=== Data for this task ===

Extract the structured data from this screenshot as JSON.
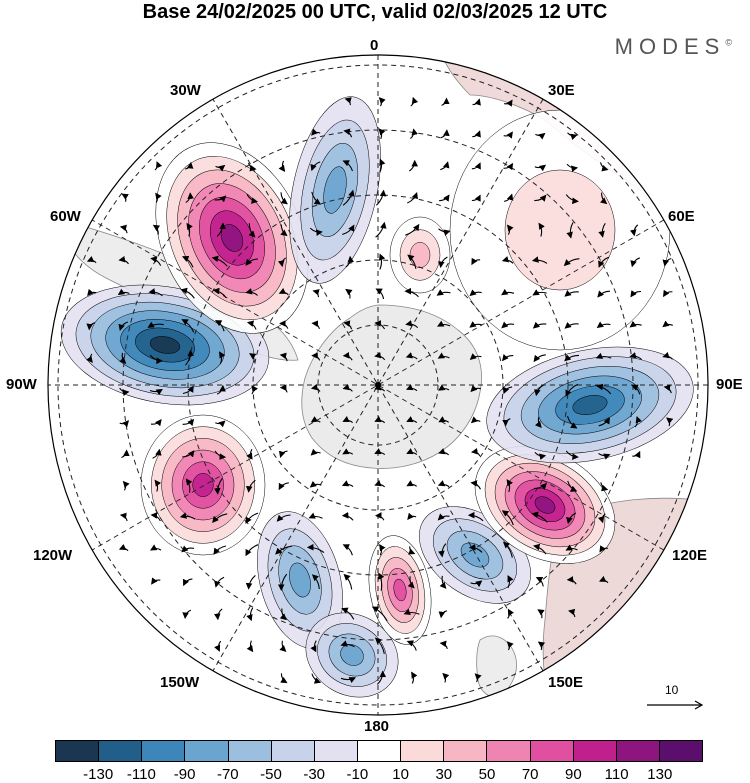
{
  "title": "Base 24/02/2025 00 UTC, valid 02/03/2025 12 UTC",
  "brand": "MODES",
  "brand_mark": "©",
  "longitude_labels": {
    "lon_0": "0",
    "lon_30e": "30E",
    "lon_60e": "60E",
    "lon_90e": "90E",
    "lon_120e": "120E",
    "lon_150e": "150E",
    "lon_180": "180",
    "lon_150w": "150W",
    "lon_120w": "120W",
    "lon_90w": "90W",
    "lon_60w": "60W",
    "lon_30w": "30W"
  },
  "reference_vector": {
    "label": "10",
    "icon": "reference-arrow-icon"
  },
  "colorbar": {
    "tick_labels": [
      "-130",
      "-110",
      "-90",
      "-70",
      "-50",
      "-30",
      "-10",
      "10",
      "30",
      "50",
      "70",
      "90",
      "110",
      "130"
    ],
    "colors": [
      "#1a3650",
      "#215f8a",
      "#3d86b9",
      "#6aa5d0",
      "#9cbfe0",
      "#c6d3ea",
      "#e3e1f1",
      "#ffffff",
      "#fbdada",
      "#f7b6c4",
      "#ef83b2",
      "#e04fa0",
      "#c01f8e",
      "#8e147f",
      "#5b0e6c"
    ]
  },
  "map_features": {
    "projection": "south-polar-stereographic",
    "center": "South Pole",
    "land_color": "#ebebeb",
    "graticule": "dashed",
    "anomalies": [
      {
        "name": "low-90w",
        "sign": "negative",
        "peak": -140
      },
      {
        "name": "high-45w",
        "sign": "positive",
        "peak": 130
      },
      {
        "name": "low-15w",
        "sign": "negative",
        "peak": -70
      },
      {
        "name": "high-115w",
        "sign": "positive",
        "peak": 110
      },
      {
        "name": "low-150w",
        "sign": "negative",
        "peak": -70
      },
      {
        "name": "low-170w",
        "sign": "negative",
        "peak": -80
      },
      {
        "name": "high-165e",
        "sign": "positive",
        "peak": 90
      },
      {
        "name": "low-145e",
        "sign": "negative",
        "peak": -80
      },
      {
        "name": "high-115e",
        "sign": "positive",
        "peak": 130
      },
      {
        "name": "low-90e",
        "sign": "negative",
        "peak": -110
      },
      {
        "name": "high-30e-50e",
        "sign": "positive",
        "peak": 30
      },
      {
        "name": "high-10e",
        "sign": "positive",
        "peak": 50
      }
    ]
  }
}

===

-- Short problem --
Reproduce every line precisely as given, omitting all pictures.

-- Exercise result --
Extract the structured data from this screenshot as JSON.
{
  "title": "Base 24/02/2025 00 UTC, valid 02/03/2025 12 UTC",
  "brand": "MODES",
  "brand_mark": "©",
  "longitude_labels": {
    "lon_0": "0",
    "lon_30e": "30E",
    "lon_60e": "60E",
    "lon_90e": "90E",
    "lon_120e": "120E",
    "lon_150e": "150E",
    "lon_180": "180",
    "lon_150w": "150W",
    "lon_120w": "120W",
    "lon_90w": "90W",
    "lon_60w": "60W",
    "lon_30w": "30W"
  },
  "reference_vector": {
    "label": "10",
    "icon": "reference-arrow-icon"
  },
  "colorbar": {
    "tick_labels": [
      "-130",
      "-110",
      "-90",
      "-70",
      "-50",
      "-30",
      "-10",
      "10",
      "30",
      "50",
      "70",
      "90",
      "110",
      "130"
    ],
    "colors": [
      "#1a3650",
      "#215f8a",
      "#3d86b9",
      "#6aa5d0",
      "#9cbfe0",
      "#c6d3ea",
      "#e3e1f1",
      "#ffffff",
      "#fbdada",
      "#f7b6c4",
      "#ef83b2",
      "#e04fa0",
      "#c01f8e",
      "#8e147f",
      "#5b0e6c"
    ]
  },
  "map_features": {
    "projection": "south-polar-stereographic",
    "center": "South Pole",
    "land_color": "#ebebeb",
    "graticule": "dashed",
    "anomalies": [
      {
        "name": "low-90w",
        "sign": "negative",
        "peak": -140
      },
      {
        "name": "high-45w",
        "sign": "positive",
        "peak": 130
      },
      {
        "name": "low-15w",
        "sign": "negative",
        "peak": -70
      },
      {
        "name": "high-115w",
        "sign": "positive",
        "peak": 110
      },
      {
        "name": "low-150w",
        "sign": "negative",
        "peak": -70
      },
      {
        "name": "low-170w",
        "sign": "negative",
        "peak": -80
      },
      {
        "name": "high-165e",
        "sign": "positive",
        "peak": 90
      },
      {
        "name": "low-145e",
        "sign": "negative",
        "peak": -80
      },
      {
        "name": "high-115e",
        "sign": "positive",
        "peak": 130
      },
      {
        "name": "low-90e",
        "sign": "negative",
        "peak": -110
      },
      {
        "name": "high-30e-50e",
        "sign": "positive",
        "peak": 30
      },
      {
        "name": "high-10e",
        "sign": "positive",
        "peak": 50
      }
    ]
  }
}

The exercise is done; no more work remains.